Task statement —
Can you quote all of the data below verbatim, changing nothing?

Provided data —
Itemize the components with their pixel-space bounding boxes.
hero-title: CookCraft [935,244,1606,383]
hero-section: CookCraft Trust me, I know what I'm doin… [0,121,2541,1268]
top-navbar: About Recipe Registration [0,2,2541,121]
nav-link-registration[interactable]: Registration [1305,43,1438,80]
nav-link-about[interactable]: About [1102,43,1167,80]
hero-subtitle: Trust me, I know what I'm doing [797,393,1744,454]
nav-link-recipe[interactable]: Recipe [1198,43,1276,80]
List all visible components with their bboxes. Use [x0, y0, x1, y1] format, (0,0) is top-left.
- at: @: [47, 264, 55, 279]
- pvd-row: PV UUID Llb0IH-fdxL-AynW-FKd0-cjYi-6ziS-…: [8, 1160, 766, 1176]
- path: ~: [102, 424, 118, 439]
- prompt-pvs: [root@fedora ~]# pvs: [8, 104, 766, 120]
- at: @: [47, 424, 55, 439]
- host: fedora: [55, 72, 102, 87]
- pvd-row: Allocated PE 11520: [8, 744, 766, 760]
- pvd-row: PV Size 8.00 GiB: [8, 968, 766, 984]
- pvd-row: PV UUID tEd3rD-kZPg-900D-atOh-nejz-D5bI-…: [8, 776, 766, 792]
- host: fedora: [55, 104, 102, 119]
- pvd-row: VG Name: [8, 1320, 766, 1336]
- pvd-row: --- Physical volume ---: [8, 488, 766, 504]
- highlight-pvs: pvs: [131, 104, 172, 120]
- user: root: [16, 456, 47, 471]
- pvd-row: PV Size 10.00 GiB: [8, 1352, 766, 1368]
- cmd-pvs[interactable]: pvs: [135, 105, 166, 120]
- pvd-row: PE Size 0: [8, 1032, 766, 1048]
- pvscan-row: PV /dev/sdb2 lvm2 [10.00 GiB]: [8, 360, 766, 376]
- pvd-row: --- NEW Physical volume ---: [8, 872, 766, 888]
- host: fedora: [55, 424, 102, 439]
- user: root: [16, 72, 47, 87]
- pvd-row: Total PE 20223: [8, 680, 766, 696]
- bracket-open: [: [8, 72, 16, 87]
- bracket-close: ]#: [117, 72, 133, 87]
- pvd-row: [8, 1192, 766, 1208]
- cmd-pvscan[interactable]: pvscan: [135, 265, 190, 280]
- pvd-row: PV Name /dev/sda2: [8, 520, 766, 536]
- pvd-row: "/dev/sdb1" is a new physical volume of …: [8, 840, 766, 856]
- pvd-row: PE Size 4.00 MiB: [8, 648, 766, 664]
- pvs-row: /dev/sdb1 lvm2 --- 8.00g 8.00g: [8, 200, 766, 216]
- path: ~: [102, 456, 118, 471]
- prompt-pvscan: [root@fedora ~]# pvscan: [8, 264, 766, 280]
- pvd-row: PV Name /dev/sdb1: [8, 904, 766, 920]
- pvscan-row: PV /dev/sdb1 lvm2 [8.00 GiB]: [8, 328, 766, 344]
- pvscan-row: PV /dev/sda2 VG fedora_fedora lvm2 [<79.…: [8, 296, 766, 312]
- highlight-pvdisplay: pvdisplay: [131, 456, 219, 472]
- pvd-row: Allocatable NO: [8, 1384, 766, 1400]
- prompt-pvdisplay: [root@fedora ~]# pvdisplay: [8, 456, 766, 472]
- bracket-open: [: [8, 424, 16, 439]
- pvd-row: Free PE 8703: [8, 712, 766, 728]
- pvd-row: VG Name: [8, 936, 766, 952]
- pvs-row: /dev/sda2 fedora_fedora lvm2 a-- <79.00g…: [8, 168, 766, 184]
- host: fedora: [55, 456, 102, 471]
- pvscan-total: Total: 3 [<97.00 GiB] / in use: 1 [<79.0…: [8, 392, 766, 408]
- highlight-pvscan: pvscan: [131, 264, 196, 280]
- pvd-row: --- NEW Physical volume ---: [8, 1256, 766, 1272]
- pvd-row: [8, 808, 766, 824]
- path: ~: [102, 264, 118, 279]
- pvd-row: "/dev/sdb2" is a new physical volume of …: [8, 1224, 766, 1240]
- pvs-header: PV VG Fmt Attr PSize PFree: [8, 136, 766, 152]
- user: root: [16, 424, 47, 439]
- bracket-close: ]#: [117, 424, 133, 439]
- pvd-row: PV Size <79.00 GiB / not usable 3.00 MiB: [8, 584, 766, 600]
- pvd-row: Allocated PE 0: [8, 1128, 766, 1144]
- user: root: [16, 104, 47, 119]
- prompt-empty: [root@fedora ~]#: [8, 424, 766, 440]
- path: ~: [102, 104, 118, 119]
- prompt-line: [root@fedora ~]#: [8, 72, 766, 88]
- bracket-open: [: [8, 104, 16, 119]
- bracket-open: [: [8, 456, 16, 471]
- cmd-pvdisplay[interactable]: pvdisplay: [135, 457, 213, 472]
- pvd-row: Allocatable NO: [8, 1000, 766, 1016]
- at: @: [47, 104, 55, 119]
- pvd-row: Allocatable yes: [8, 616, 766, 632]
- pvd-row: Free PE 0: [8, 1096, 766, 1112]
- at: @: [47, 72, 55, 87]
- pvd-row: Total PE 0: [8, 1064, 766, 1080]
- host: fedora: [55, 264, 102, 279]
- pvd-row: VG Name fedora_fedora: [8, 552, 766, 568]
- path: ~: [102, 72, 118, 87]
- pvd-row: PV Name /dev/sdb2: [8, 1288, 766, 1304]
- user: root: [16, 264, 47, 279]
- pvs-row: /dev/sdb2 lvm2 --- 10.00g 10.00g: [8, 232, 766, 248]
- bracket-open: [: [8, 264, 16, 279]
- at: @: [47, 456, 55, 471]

The output —
Itemize the components with their pixel-space bounding boxes.
hero-title: CookCraft [935,244,1606,383]
hero-section: CookCraft Trust me, I know what I'm doin… [0,121,2541,1268]
top-navbar: About Recipe Registration [0,2,2541,121]
nav-link-registration[interactable]: Registration [1305,43,1438,80]
nav-link-about[interactable]: About [1102,43,1167,80]
hero-subtitle: Trust me, I know what I'm doing [797,393,1744,454]
nav-link-recipe[interactable]: Recipe [1198,43,1276,80]
List all visible components with their bboxes. Use [x0, y0, x1, y1] format, (0,0) is top-left.
- at: @: [47, 264, 55, 279]
- pvd-row: PV UUID Llb0IH-fdxL-AynW-FKd0-cjYi-6ziS-…: [8, 1160, 766, 1176]
- path: ~: [102, 424, 118, 439]
- prompt-pvs: [root@fedora ~]# pvs: [8, 104, 766, 120]
- at: @: [47, 424, 55, 439]
- host: fedora: [55, 72, 102, 87]
- pvd-row: Allocated PE 11520: [8, 744, 766, 760]
- pvd-row: PV Size 8.00 GiB: [8, 968, 766, 984]
- pvd-row: PV UUID tEd3rD-kZPg-900D-atOh-nejz-D5bI-…: [8, 776, 766, 792]
- host: fedora: [55, 104, 102, 119]
- pvd-row: VG Name: [8, 1320, 766, 1336]
- pvd-row: --- Physical volume ---: [8, 488, 766, 504]
- highlight-pvs: pvs: [131, 104, 172, 120]
- user: root: [16, 456, 47, 471]
- pvd-row: PV Size 10.00 GiB: [8, 1352, 766, 1368]
- cmd-pvs[interactable]: pvs: [135, 105, 166, 120]
- pvd-row: PE Size 0: [8, 1032, 766, 1048]
- pvscan-row: PV /dev/sdb2 lvm2 [10.00 GiB]: [8, 360, 766, 376]
- pvd-row: --- NEW Physical volume ---: [8, 872, 766, 888]
- host: fedora: [55, 424, 102, 439]
- user: root: [16, 72, 47, 87]
- pvd-row: Total PE 20223: [8, 680, 766, 696]
- bracket-open: [: [8, 72, 16, 87]
- bracket-close: ]#: [117, 72, 133, 87]
- pvd-row: [8, 1192, 766, 1208]
- cmd-pvscan[interactable]: pvscan: [135, 265, 190, 280]
- pvd-row: PV Name /dev/sda2: [8, 520, 766, 536]
- pvd-row: "/dev/sdb1" is a new physical volume of …: [8, 840, 766, 856]
- pvd-row: PE Size 4.00 MiB: [8, 648, 766, 664]
- pvs-row: /dev/sdb1 lvm2 --- 8.00g 8.00g: [8, 200, 766, 216]
- path: ~: [102, 456, 118, 471]
- prompt-pvscan: [root@fedora ~]# pvscan: [8, 264, 766, 280]
- pvd-row: PV Name /dev/sdb1: [8, 904, 766, 920]
- pvscan-row: PV /dev/sdb1 lvm2 [8.00 GiB]: [8, 328, 766, 344]
- pvscan-row: PV /dev/sda2 VG fedora_fedora lvm2 [<79.…: [8, 296, 766, 312]
- highlight-pvdisplay: pvdisplay: [131, 456, 219, 472]
- pvd-row: Allocatable NO: [8, 1384, 766, 1400]
- prompt-pvdisplay: [root@fedora ~]# pvdisplay: [8, 456, 766, 472]
- bracket-open: [: [8, 424, 16, 439]
- pvd-row: Free PE 8703: [8, 712, 766, 728]
- pvd-row: VG Name: [8, 936, 766, 952]
- pvs-row: /dev/sda2 fedora_fedora lvm2 a-- <79.00g…: [8, 168, 766, 184]
- host: fedora: [55, 456, 102, 471]
- pvscan-total: Total: 3 [<97.00 GiB] / in use: 1 [<79.0…: [8, 392, 766, 408]
- highlight-pvscan: pvscan: [131, 264, 196, 280]
- pvd-row: --- NEW Physical volume ---: [8, 1256, 766, 1272]
- pvd-row: [8, 808, 766, 824]
- path: ~: [102, 264, 118, 279]
- pvd-row: "/dev/sdb2" is a new physical volume of …: [8, 1224, 766, 1240]
- pvs-header: PV VG Fmt Attr PSize PFree: [8, 136, 766, 152]
- user: root: [16, 424, 47, 439]
- bracket-close: ]#: [117, 424, 133, 439]
- pvd-row: PV Size <79.00 GiB / not usable 3.00 MiB: [8, 584, 766, 600]
- pvd-row: Allocated PE 0: [8, 1128, 766, 1144]
- user: root: [16, 104, 47, 119]
- prompt-empty: [root@fedora ~]#: [8, 424, 766, 440]
- path: ~: [102, 104, 118, 119]
- prompt-line: [root@fedora ~]#: [8, 72, 766, 88]
- bracket-open: [: [8, 104, 16, 119]
- bracket-open: [: [8, 456, 16, 471]
- cmd-pvdisplay[interactable]: pvdisplay: [135, 457, 213, 472]
- pvd-row: Allocatable NO: [8, 1000, 766, 1016]
- at: @: [47, 104, 55, 119]
- pvd-row: Allocatable yes: [8, 616, 766, 632]
- pvd-row: Free PE 0: [8, 1096, 766, 1112]
- at: @: [47, 72, 55, 87]
- pvd-row: Total PE 0: [8, 1064, 766, 1080]
- host: fedora: [55, 264, 102, 279]
- pvd-row: VG Name fedora_fedora: [8, 552, 766, 568]
- path: ~: [102, 72, 118, 87]
- pvd-row: PV Name /dev/sdb2: [8, 1288, 766, 1304]
- user: root: [16, 264, 47, 279]
- pvs-row: /dev/sdb2 lvm2 --- 10.00g 10.00g: [8, 232, 766, 248]
- bracket-open: [: [8, 264, 16, 279]
- at: @: [47, 456, 55, 471]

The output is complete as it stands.